_Your task_
Copy out every line in the entries below that includes "traps".
++++++++++
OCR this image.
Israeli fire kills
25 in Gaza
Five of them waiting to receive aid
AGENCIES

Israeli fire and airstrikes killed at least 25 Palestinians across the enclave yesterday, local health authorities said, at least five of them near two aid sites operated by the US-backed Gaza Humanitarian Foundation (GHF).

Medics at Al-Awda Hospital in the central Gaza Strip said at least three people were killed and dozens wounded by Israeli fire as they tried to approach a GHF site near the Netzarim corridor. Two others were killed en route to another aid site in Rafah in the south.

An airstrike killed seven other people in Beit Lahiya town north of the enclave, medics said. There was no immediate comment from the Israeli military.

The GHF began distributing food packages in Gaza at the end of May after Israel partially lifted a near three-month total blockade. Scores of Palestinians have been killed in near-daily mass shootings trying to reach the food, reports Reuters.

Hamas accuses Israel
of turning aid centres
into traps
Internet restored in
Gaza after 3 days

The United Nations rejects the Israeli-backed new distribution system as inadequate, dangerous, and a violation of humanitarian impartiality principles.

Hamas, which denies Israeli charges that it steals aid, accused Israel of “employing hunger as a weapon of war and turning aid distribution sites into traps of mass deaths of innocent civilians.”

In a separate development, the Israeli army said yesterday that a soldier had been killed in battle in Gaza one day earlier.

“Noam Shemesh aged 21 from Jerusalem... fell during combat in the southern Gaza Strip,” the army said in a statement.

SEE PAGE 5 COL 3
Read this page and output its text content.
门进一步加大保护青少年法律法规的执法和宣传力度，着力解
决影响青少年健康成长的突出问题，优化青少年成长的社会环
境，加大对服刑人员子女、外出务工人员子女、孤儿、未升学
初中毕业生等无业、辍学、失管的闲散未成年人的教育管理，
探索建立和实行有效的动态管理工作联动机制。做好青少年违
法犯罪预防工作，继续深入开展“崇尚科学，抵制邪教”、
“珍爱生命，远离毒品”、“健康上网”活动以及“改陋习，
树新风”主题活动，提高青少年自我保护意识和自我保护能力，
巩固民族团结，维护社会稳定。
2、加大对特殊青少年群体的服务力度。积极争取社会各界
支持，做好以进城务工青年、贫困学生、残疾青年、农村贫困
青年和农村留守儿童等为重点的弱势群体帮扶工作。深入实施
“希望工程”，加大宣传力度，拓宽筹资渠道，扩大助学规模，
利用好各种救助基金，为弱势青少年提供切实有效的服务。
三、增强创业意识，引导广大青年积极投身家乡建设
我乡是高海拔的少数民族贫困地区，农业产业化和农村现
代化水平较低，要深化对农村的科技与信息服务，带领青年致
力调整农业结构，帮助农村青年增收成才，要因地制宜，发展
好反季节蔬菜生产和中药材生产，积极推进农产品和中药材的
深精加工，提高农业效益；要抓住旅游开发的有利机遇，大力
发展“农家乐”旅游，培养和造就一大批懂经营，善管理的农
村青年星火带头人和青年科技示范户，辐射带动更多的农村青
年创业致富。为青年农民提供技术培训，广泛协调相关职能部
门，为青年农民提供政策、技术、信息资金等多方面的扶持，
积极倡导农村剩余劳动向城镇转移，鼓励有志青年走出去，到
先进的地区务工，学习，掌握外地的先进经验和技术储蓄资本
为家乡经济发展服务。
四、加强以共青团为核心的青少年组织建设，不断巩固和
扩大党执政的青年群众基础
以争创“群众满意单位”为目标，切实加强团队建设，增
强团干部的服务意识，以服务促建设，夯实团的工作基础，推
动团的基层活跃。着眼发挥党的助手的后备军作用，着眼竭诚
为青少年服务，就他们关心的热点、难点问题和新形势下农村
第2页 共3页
++++++++++
_Answer to the task_
into traps
Hamas, which denies Israeli charges that it steals aid, accused Israel of “employing hunger as a weapon of war and turning aid distribution sites into traps of mass deaths of innocent civilians.”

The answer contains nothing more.